EXERCISE OBJECTIVE >>
Check each line of the entries below for the string "trim" and state how many lines have it, with no other text.

RECORDS SHOWN >>
####################

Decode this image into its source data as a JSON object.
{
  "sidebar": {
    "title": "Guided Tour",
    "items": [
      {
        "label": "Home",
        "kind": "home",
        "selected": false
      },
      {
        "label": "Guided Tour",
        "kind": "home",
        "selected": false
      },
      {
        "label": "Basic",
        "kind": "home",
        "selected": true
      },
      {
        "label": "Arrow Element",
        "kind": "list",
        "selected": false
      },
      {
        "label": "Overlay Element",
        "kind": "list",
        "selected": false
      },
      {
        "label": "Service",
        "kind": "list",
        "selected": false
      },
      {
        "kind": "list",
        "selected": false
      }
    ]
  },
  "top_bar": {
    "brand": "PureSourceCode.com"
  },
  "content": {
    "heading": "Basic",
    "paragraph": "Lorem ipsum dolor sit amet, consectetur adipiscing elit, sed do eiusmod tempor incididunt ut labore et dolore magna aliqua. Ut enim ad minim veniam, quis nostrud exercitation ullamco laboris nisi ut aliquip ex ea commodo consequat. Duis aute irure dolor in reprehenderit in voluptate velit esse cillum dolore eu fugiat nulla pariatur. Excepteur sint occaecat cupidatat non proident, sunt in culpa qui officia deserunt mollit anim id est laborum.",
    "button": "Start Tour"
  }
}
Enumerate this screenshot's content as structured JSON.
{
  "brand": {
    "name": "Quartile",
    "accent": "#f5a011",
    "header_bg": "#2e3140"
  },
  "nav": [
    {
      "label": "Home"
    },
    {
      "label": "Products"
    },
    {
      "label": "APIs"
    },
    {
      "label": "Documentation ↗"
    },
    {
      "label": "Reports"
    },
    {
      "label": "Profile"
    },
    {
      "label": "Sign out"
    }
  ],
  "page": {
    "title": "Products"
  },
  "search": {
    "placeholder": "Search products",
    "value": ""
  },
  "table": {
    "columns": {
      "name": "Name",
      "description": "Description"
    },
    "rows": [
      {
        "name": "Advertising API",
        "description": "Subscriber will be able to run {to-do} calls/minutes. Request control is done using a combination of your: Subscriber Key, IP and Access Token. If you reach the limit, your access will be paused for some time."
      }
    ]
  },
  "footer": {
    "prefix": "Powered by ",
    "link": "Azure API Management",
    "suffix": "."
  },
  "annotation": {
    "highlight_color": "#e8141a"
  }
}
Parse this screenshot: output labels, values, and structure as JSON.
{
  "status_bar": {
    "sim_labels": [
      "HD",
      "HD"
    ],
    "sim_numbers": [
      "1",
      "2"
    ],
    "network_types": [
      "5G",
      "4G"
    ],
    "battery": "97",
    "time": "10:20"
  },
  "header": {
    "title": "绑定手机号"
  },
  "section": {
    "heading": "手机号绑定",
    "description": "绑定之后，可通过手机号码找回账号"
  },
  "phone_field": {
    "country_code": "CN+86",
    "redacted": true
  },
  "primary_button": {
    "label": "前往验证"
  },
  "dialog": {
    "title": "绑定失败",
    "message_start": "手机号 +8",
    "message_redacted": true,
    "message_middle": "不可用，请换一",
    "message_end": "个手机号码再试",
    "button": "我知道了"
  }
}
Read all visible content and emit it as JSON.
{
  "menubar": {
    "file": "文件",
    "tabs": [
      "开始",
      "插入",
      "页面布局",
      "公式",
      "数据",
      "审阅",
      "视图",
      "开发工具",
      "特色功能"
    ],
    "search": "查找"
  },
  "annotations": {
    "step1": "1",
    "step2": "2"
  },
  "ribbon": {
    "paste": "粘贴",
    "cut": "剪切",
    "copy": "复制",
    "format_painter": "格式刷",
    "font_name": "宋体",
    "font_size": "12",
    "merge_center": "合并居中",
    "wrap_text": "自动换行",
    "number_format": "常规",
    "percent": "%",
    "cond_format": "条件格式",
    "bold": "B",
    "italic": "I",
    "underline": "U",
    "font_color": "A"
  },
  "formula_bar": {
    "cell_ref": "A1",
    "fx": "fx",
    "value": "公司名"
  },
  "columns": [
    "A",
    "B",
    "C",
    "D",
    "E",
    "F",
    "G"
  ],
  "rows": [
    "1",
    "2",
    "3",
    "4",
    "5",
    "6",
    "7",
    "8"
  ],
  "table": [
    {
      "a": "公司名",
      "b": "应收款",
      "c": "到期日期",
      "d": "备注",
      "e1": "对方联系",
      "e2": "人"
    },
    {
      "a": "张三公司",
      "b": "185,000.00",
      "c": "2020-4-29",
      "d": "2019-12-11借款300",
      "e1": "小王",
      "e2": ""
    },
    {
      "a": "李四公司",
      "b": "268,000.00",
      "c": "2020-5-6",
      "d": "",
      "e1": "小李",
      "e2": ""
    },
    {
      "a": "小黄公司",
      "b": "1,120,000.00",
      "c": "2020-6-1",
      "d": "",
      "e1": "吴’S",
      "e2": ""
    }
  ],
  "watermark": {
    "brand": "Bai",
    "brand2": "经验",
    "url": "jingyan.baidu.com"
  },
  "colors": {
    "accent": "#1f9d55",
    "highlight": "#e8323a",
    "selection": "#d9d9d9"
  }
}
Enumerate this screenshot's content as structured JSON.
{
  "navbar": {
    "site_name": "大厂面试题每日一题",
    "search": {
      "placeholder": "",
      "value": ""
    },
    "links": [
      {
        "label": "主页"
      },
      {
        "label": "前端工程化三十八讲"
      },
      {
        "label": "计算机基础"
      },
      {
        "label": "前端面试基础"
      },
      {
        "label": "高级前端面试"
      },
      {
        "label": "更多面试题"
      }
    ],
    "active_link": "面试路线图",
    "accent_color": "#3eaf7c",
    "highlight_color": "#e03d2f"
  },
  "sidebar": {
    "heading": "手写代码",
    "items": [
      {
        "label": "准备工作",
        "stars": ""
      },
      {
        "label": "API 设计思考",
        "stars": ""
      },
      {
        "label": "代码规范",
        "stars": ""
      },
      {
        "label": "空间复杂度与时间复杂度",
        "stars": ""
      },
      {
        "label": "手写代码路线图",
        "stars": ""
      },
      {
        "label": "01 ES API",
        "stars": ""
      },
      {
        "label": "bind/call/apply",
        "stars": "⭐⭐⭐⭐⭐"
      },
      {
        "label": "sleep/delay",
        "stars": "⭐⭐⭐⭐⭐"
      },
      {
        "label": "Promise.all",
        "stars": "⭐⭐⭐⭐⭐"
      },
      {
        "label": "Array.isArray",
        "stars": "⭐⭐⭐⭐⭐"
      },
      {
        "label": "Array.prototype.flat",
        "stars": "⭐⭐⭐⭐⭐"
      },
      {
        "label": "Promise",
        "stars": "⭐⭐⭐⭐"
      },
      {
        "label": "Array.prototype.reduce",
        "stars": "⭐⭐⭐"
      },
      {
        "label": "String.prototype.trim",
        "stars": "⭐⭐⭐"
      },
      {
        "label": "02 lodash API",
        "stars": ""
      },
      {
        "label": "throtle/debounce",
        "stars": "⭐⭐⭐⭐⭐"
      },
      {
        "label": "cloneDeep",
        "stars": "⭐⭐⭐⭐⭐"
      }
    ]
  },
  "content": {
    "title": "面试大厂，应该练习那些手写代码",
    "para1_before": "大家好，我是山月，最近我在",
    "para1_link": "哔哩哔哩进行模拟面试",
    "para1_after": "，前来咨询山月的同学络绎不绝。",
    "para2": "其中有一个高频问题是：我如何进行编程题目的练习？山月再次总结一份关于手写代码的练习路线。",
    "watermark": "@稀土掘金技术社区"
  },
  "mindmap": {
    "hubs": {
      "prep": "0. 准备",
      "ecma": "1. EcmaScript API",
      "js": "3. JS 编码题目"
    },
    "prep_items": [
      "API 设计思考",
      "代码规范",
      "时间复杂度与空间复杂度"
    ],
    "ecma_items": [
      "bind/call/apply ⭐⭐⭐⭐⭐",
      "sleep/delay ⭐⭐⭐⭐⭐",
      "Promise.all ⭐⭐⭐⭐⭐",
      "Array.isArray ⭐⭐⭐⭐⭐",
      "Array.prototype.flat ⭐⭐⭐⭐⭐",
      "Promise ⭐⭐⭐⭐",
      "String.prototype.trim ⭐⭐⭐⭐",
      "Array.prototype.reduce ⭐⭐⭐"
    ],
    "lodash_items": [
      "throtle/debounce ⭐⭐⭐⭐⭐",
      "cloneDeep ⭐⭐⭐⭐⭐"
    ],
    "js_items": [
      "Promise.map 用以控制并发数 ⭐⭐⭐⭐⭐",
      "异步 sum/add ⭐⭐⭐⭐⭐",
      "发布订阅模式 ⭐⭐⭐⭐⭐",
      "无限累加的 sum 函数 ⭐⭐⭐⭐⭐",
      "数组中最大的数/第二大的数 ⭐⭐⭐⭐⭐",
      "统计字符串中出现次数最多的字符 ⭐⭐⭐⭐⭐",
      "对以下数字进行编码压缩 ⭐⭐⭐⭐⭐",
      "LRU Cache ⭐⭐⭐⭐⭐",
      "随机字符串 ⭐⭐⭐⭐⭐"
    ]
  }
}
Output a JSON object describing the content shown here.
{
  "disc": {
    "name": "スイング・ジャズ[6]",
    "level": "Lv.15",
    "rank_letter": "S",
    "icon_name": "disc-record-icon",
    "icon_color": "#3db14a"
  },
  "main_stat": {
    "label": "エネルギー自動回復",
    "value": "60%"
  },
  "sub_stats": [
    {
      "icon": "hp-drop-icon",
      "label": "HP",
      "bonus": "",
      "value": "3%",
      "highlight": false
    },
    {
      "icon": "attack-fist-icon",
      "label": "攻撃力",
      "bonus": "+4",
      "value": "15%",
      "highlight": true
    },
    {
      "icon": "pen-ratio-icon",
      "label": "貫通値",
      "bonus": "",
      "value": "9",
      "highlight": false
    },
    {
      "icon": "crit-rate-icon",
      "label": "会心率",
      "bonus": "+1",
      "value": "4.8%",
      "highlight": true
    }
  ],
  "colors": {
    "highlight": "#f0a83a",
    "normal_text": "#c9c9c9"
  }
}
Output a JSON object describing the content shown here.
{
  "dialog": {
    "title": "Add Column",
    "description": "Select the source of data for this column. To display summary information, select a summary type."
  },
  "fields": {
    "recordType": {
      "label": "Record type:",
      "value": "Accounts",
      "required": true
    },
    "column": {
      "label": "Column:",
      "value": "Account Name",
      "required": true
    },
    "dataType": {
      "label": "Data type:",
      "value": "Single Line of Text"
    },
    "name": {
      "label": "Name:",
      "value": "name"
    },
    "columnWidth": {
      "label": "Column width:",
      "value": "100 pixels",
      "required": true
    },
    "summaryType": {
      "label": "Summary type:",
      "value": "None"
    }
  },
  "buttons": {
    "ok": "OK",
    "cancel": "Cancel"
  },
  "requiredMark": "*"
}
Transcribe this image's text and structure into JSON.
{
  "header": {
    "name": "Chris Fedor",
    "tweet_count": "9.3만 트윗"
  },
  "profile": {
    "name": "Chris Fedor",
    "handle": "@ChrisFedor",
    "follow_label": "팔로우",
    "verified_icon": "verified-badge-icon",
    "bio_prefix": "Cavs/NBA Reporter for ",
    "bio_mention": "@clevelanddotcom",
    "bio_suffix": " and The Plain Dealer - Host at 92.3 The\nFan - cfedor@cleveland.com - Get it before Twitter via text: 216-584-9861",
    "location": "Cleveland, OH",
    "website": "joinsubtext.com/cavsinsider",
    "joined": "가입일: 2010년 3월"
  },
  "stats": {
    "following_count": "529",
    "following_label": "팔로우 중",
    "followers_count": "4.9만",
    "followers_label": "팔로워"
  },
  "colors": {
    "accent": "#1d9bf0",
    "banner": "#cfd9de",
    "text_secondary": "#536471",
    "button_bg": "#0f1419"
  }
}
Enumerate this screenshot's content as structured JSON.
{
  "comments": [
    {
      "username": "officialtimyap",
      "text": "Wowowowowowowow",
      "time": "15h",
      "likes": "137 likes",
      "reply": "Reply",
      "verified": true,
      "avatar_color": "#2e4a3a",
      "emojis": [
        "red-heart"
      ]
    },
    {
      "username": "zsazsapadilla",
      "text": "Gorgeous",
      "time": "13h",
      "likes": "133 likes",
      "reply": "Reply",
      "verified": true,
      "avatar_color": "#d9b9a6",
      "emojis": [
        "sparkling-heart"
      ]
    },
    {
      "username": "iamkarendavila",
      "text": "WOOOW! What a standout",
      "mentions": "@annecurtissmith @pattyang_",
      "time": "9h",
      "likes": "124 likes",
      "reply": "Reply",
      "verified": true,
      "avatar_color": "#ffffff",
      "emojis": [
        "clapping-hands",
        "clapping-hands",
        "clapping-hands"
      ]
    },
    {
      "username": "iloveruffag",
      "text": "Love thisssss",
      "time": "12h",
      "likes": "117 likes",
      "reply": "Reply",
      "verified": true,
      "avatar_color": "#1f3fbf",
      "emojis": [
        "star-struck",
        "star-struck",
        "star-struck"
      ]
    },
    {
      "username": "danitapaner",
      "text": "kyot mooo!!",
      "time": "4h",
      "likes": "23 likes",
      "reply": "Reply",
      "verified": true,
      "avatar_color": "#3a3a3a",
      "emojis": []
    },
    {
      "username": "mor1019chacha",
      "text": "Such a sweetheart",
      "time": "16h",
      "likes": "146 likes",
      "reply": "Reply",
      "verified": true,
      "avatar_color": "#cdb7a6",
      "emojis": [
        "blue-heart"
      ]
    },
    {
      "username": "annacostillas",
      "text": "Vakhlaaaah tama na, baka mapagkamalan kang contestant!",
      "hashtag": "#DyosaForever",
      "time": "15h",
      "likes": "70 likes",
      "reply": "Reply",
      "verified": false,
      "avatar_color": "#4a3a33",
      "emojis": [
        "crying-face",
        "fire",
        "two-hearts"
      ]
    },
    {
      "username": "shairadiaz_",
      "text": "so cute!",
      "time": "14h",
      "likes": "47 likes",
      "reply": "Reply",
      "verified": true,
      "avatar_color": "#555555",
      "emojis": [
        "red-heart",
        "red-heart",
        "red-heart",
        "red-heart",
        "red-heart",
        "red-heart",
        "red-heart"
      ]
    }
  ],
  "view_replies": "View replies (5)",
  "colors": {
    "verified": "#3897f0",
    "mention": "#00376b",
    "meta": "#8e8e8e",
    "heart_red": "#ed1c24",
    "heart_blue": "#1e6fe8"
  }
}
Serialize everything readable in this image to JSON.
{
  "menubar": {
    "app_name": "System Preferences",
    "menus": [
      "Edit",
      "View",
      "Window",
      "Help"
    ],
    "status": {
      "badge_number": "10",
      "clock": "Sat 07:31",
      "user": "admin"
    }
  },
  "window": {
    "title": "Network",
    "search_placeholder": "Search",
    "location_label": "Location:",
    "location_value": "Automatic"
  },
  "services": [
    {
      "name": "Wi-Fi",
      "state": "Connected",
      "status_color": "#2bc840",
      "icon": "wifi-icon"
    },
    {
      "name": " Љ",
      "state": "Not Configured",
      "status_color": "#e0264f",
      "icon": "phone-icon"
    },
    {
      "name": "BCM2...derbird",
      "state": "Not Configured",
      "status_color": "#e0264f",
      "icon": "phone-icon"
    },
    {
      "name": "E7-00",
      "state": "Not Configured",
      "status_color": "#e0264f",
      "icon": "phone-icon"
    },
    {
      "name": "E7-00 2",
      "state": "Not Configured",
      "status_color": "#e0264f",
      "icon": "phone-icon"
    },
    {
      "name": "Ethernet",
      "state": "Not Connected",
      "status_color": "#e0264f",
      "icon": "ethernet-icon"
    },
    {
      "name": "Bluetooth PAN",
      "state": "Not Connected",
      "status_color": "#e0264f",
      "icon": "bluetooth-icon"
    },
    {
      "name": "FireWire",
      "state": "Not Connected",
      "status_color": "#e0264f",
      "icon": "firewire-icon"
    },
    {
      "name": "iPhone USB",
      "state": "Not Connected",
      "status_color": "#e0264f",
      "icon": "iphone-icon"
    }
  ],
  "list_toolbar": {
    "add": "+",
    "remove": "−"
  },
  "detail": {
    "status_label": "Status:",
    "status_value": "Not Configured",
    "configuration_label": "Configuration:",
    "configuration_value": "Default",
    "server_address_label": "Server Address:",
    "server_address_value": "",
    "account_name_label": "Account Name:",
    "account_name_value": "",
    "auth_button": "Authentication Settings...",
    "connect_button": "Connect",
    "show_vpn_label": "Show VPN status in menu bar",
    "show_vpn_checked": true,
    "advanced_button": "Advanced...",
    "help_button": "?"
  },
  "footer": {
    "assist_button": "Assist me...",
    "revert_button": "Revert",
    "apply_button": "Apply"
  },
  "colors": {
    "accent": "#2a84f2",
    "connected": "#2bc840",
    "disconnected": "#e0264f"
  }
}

####################

WORKED SOLUTION >>
2